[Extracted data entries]
.....

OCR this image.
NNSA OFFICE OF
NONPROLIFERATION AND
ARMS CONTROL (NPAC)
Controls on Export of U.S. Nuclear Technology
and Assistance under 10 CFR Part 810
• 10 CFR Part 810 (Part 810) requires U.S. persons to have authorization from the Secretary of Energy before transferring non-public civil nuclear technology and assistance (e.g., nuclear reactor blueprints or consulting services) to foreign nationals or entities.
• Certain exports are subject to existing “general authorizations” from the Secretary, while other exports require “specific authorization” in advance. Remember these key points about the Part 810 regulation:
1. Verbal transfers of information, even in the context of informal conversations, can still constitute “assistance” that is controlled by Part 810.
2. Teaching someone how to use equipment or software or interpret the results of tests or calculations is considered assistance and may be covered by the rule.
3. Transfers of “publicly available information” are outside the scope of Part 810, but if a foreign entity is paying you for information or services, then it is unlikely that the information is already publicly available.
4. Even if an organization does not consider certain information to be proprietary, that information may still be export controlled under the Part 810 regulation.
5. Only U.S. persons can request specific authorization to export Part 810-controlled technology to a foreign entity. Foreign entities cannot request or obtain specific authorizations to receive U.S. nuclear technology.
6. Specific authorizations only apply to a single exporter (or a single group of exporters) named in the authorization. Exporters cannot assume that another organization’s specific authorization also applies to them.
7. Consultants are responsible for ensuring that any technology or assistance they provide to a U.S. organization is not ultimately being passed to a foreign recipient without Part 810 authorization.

.....

Task objective: Working from the material above, retype it in its entirety without change.

Full output:
OCR this image.
NNSA OFFICE OF
NONPROLIFERATION AND
ARMS CONTROL (NPAC)
Controls on Export of U.S. Nuclear Technology
and Assistance under 10 CFR Part 810
• 10 CFR Part 810 (Part 810) requires U.S. persons to have authorization from the Secretary of Energy before transferring non-public civil nuclear technology and assistance (e.g., nuclear reactor blueprints or consulting services) to foreign nationals or entities.
• Certain exports are subject to existing “general authorizations” from the Secretary, while other exports require “specific authorization” in advance. Remember these key points about the Part 810 regulation:
1. Verbal transfers of information, even in the context of informal conversations, can still constitute “assistance” that is controlled by Part 810.
2. Teaching someone how to use equipment or software or interpret the results of tests or calculations is considered assistance and may be covered by the rule.
3. Transfers of “publicly available information” are outside the scope of Part 810, but if a foreign entity is paying you for information or services, then it is unlikely that the information is already publicly available.
4. Even if an organization does not consider certain information to be proprietary, that information may still be export controlled under the Part 810 regulation.
5. Only U.S. persons can request specific authorization to export Part 810-controlled technology to a foreign entity. Foreign entities cannot request or obtain specific authorizations to receive U.S. nuclear technology.
6. Specific authorizations only apply to a single exporter (or a single group of exporters) named in the authorization. Exporters cannot assume that another organization’s specific authorization also applies to them.
7. Consultants are responsible for ensuring that any technology or assistance they provide to a U.S. organization is not ultimately being passed to a foreign recipient without Part 810 authorization.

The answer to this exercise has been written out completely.